◆ **TO BE DONE**
Wherever the word "هیات" shows up in a line, please copy that line.

◆ **RECORDS FOR THE EXERCISE**

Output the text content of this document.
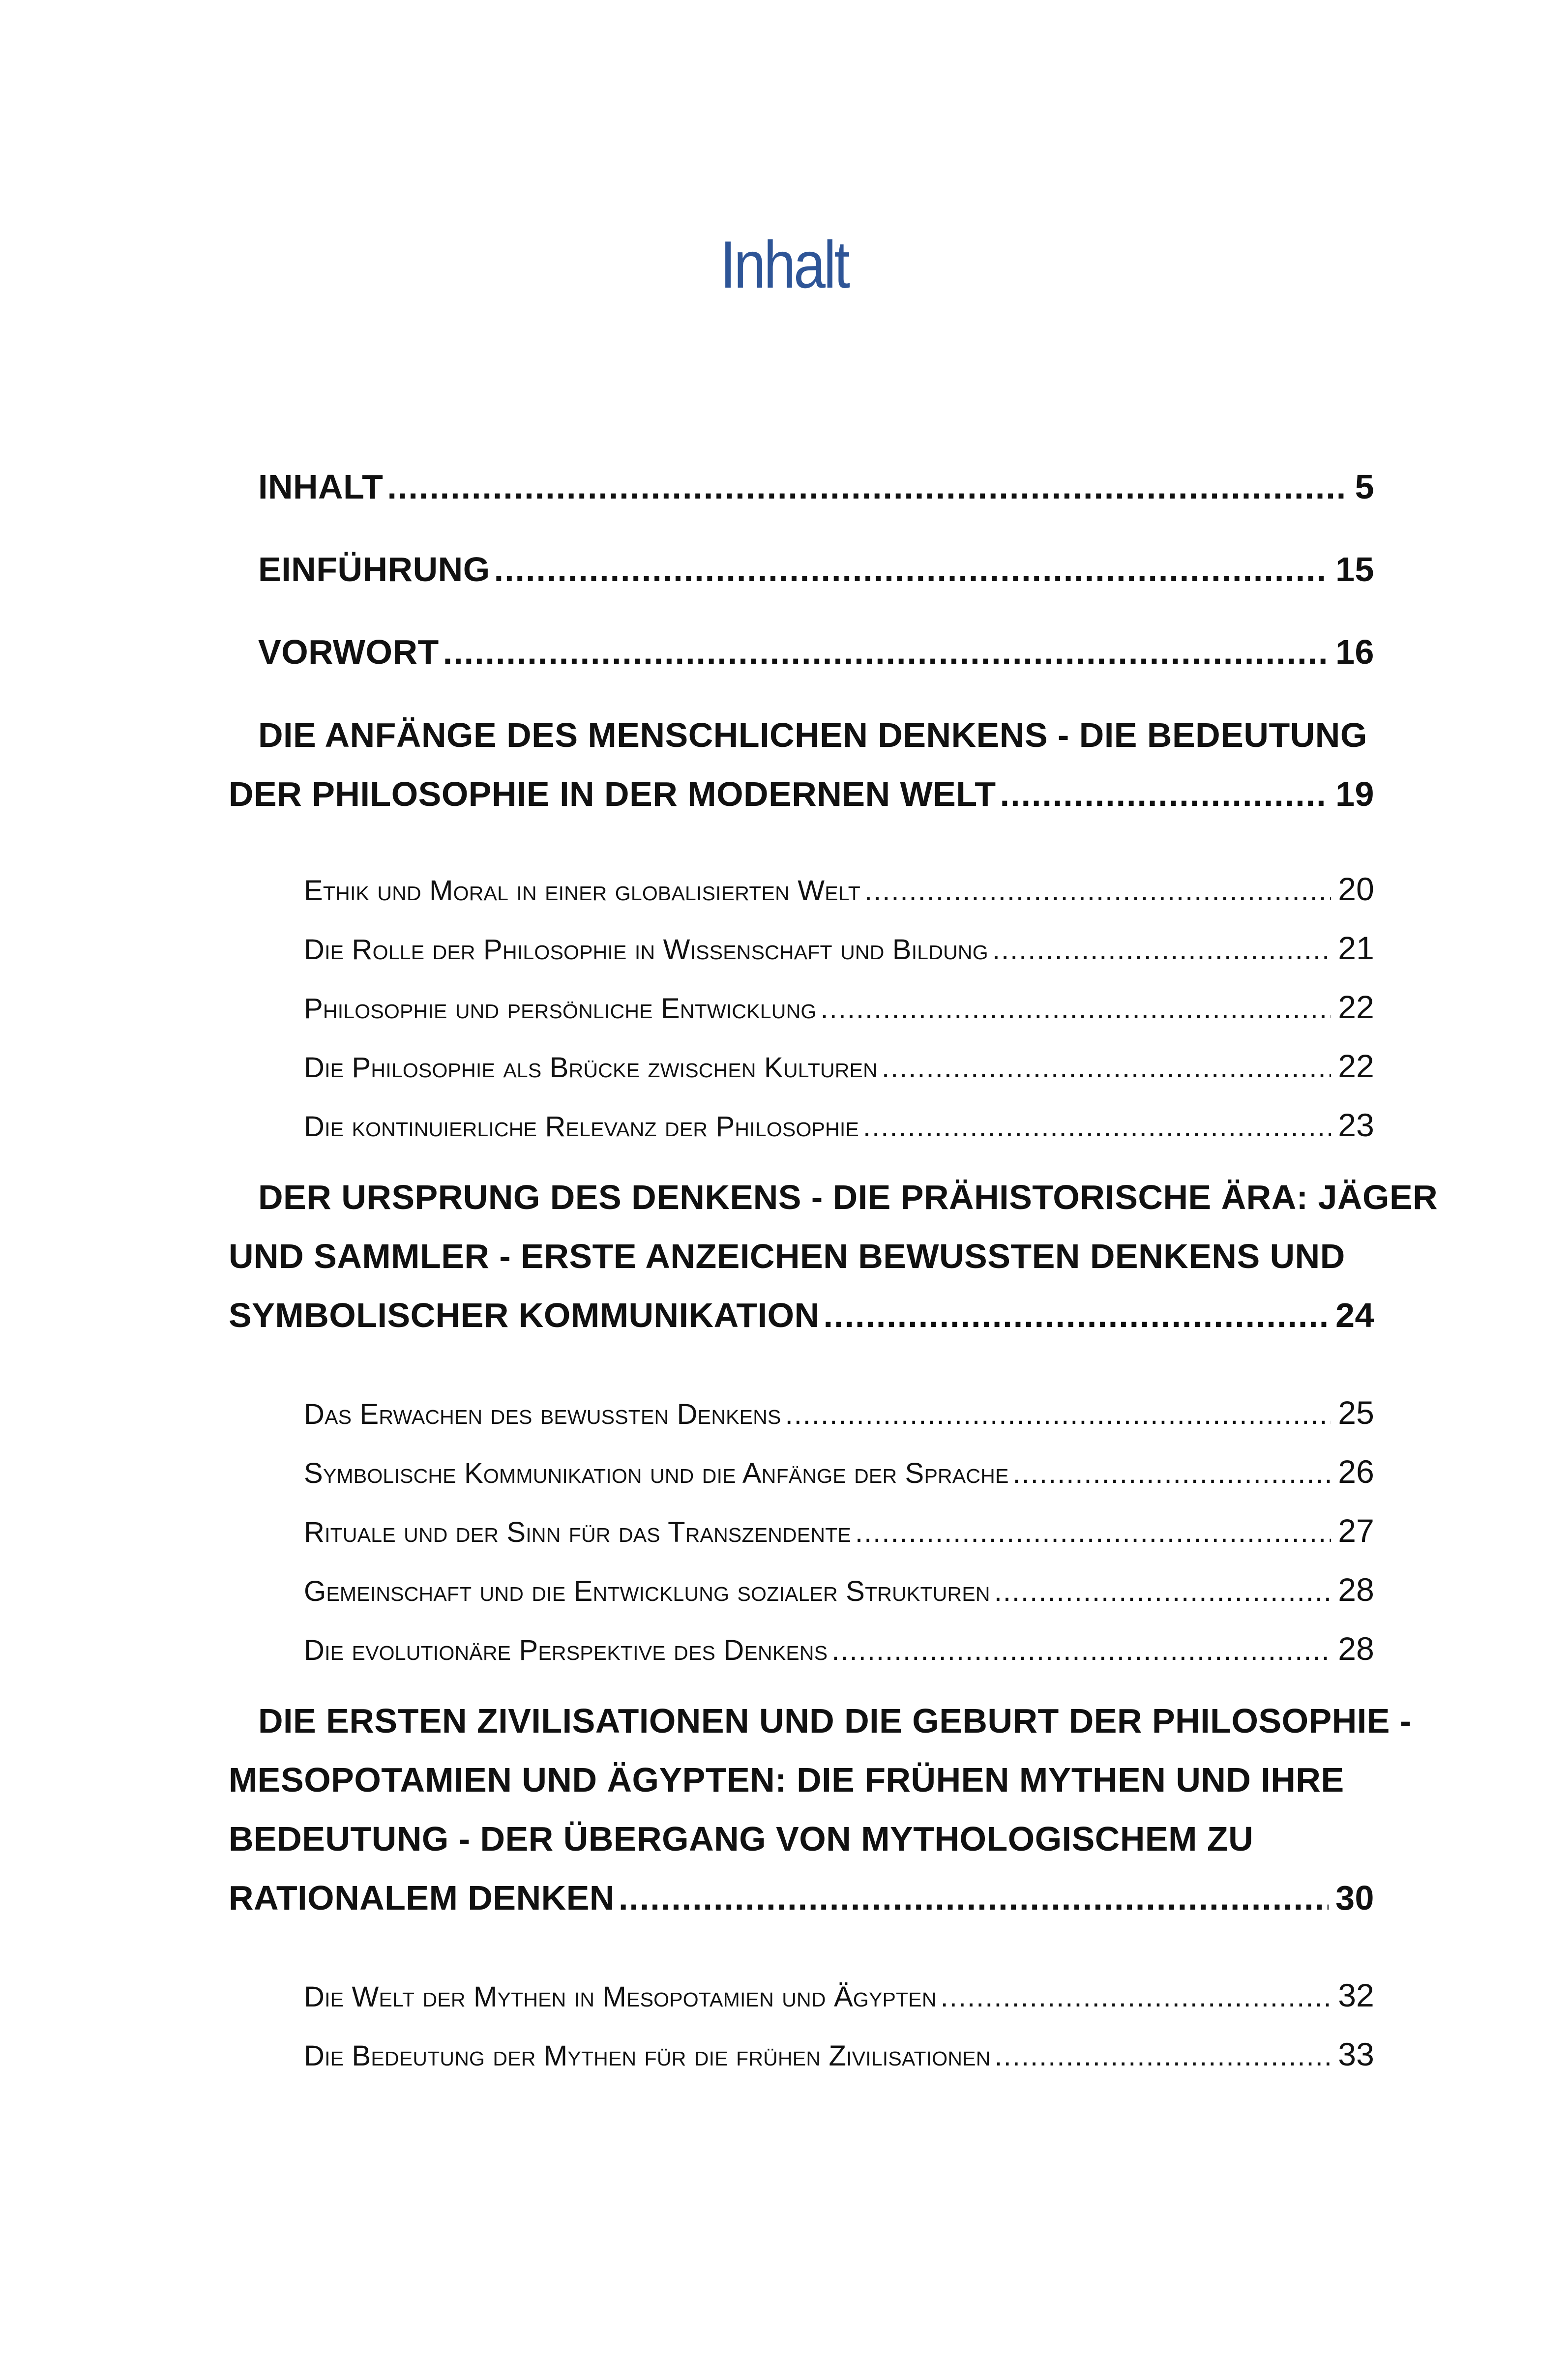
Inhalt
INHALT .....	5
EINFÜHRUNG .....	15
VORWORT .....	16
DIE ANFÄNGE DES MENSCHLICHEN DENKENS - DIE BEDEUTUNG
DER PHILOSOPHIE IN DER MODERNEN WELT .....	19
Ethik und Moral in einer globalisierten Welt .....	20
Die Rolle der Philosophie in Wissenschaft und Bildung .....	21
Philosophie und persönliche Entwicklung .....	22
Die Philosophie als Brücke zwischen Kulturen .....	22
Die kontinuierliche Relevanz der Philosophie .....	23
DER URSPRUNG DES DENKENS - DIE PRÄHISTORISCHE ÄRA: JÄGER
UND SAMMLER - ERSTE ANZEICHEN BEWUSSTEN DENKENS UND
SYMBOLISCHER KOMMUNIKATION .....	24
Das Erwachen des bewussten Denkens .....	25
Symbolische Kommunikation und die Anfänge der Sprache .....	26
Rituale und der Sinn für das Transzendente .....	27
Gemeinschaft und die Entwicklung sozialer Strukturen .....	28
Die evolutionäre Perspektive des Denkens .....	28
DIE ERSTEN ZIVILISATIONEN UND DIE GEBURT DER PHILOSOPHIE -
MESOPOTAMIEN UND ÄGYPTEN: DIE FRÜHEN MYTHEN UND IHRE
BEDEUTUNG - DER ÜBERGANG VON MYTHOLOGISCHEM ZU
RATIONALEM DENKEN .....	30
Die Welt der Mythen in Mesopotamien und Ägypten .....	32
Die Bedeutung der Mythen für die frühen Zivilisationen .....	33
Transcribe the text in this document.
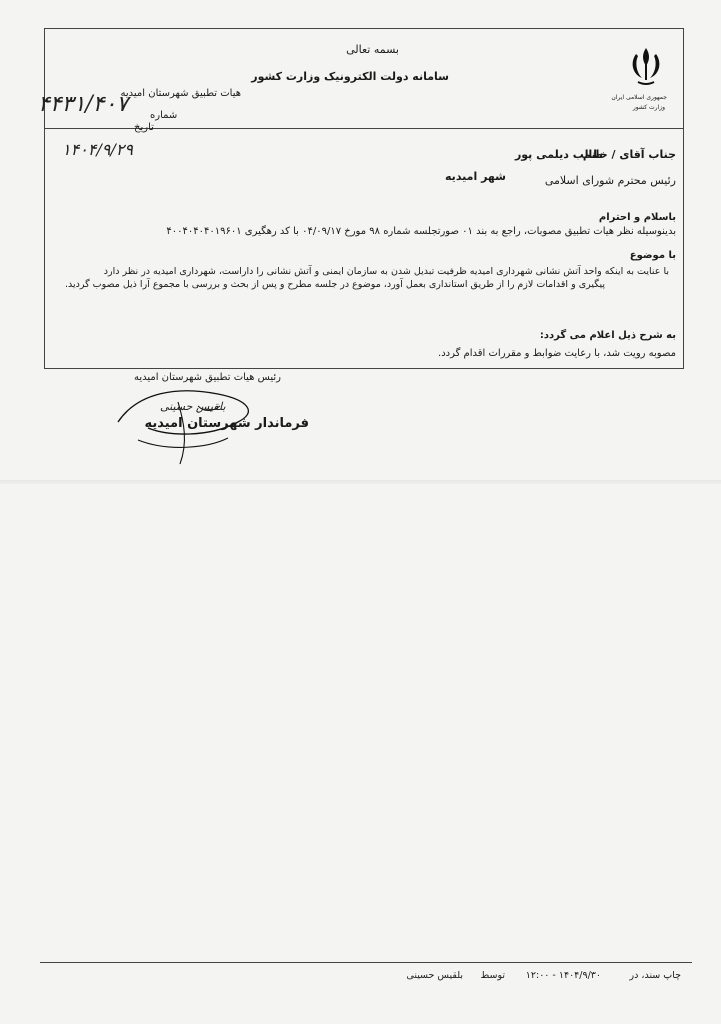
بسمه تعالی
سامانه دولت الکترونیک وزارت کشور
هیات تطبیق شهرستان امیدیه	جمهوری اسلامی ایران
وزارت کشور
۴۴۳۱/۴۰۷ شماره
تاریخ
۱۴۰۴/۹/۲۹	جناب آقای / خانم
طالب دیلمی پور
رئیس محترم شورای اسلامی
شهر امیدیه
باسلام و احترام
بدینوسیله نظر هیات تطبیق مصوبات، راجع به بند ۰۱ صورتجلسه شماره ۹۸ مورخ ۰۴/۰۹/۱۷ با کد رهگیری ۴۰۰۴۰۴۰۴۰۱۹۶۰۱
با موضوع
با عنایت به اینکه واحد آتش نشانی شهرداری امیدیه ظرفیت تبدیل شدن به سازمان ایمنی و آتش نشانی را داراست، شهرداری امیدیه در نظر دارد
پیگیری و اقدامات لازم را از طریق استانداری بعمل آورد، موضوع در جلسه مطرح و پس از بحث و بررسی با مجموع آرا ذیل مصوب گردید.
به شرح ذیل اعلام می گردد:
مصوبه رویت شد، با رعایت ضوابط و مقررات اقدام گردد.
رئیس هیات تطبیق شهرستان امیدیه
بلقیس حسینی
فرماندار شهرستان امیدیه
چاپ سند، در
۱۲:۰۰ - ۱۴۰۴/۹/۳۰
توسط
بلقیس حسینی
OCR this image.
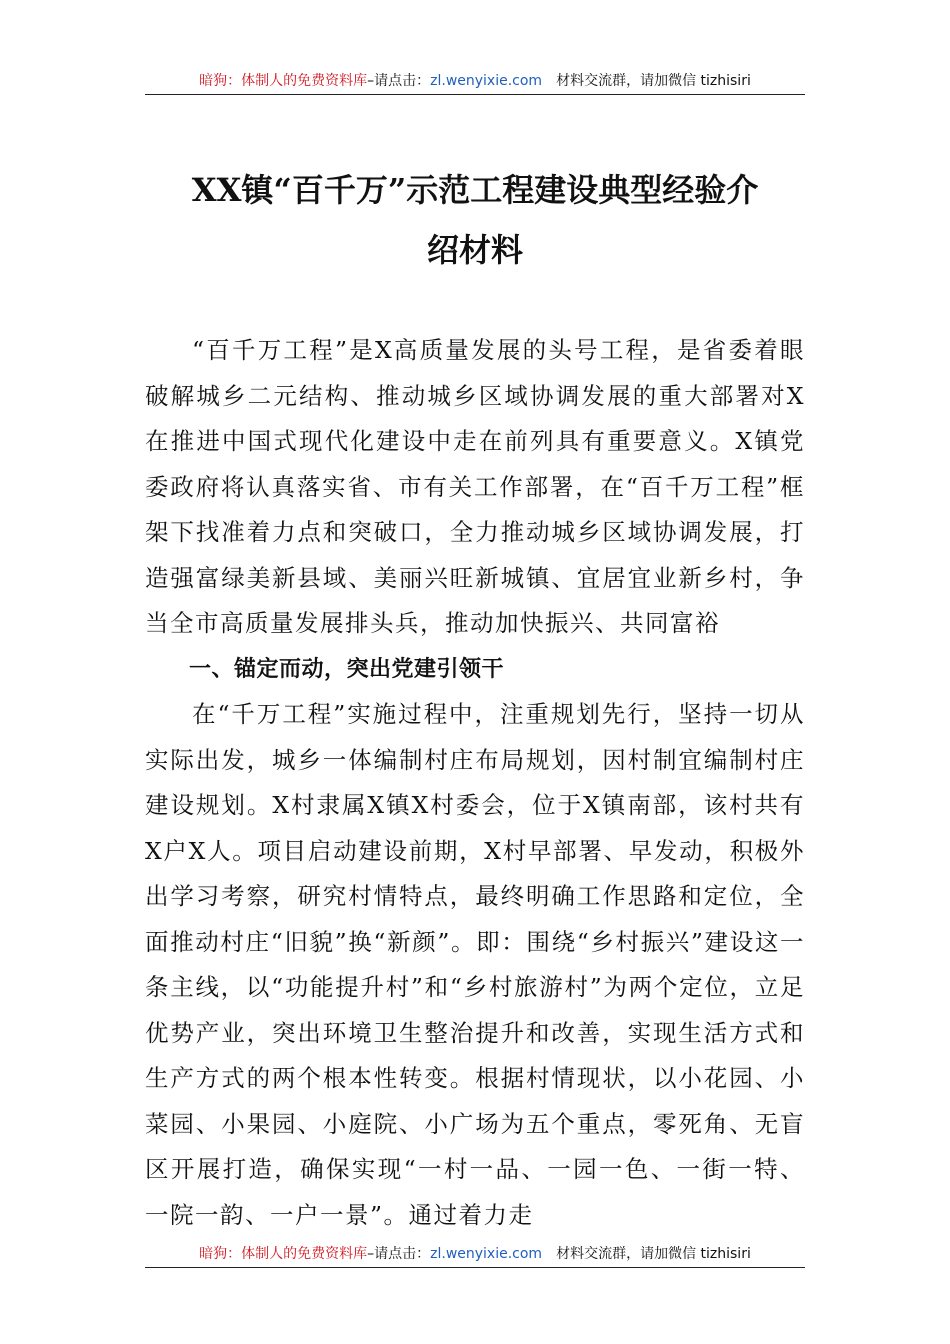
暗狗：体制人的免费资料库–请点击：zl.wenyixie.com 材料交流群，请加微信 tizhisiri
XX镇“百千万”示范工程建设典型经验介
绍材料

“百千万工程”是X高质量发展的头号工程，是省委着眼破解城乡二元结构、推动城乡区域协调发展的重大部署对X在推进中国式现代化建设中走在前列具有重要意义。X镇党委政府将认真落实省、市有关工作部署，在“百千万工程”框架下找准着力点和突破口，全力推动城乡区域协调发展，打造强富绿美新县域、美丽兴旺新城镇、宜居宜业新乡村，争当全市高质量发展排头兵，推动加快振兴、共同富裕

一、锚定而动，突出党建引领干

在“千万工程”实施过程中，注重规划先行，坚持一切从实际出发，城乡一体编制村庄布局规划，因村制宜编制村庄建设规划。X村隶属X镇X村委会，位于X镇南部，该村共有X户X人。项目启动建设前期，X村早部署、早发动，积极外出学习考察，研究村情特点，最终明确工作思路和定位，全面推动村庄“旧貌”换“新颜”。即：围绕“乡村振兴”建设这一条主线，以“功能提升村”和“乡村旅游村”为两个定位，立足优势产业，突出环境卫生整治提升和改善，实现生活方式和生产方式的两个根本性转变。根据村情现状，以小花园、小菜园、小果园、小庭院、小广场为五个重点，零死角、无盲区开展打造，确保实现“一村一品、一园一色、一街一特、一院一韵、一户一景”。通过着力走

暗狗：体制人的免费资料库–请点击：zl.wenyixie.com 材料交流群，请加微信 tizhisiri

◆ **FINISHED EXERCISE**
هیات تطبیق شهرستان امیدیه	جمهوری اسلامی ایران
بدینوسیله نظر هیات تطبیق مصوبات، راجع به بند ۰۱ صورتجلسه شماره ۹۸ مورخ ۰۴/۰۹/۱۷ با کد رهگیری ۴۰۰۴۰۴۰۴۰۱۹۶۰۱
رئیس هیات تطبیق شهرستان امیدیه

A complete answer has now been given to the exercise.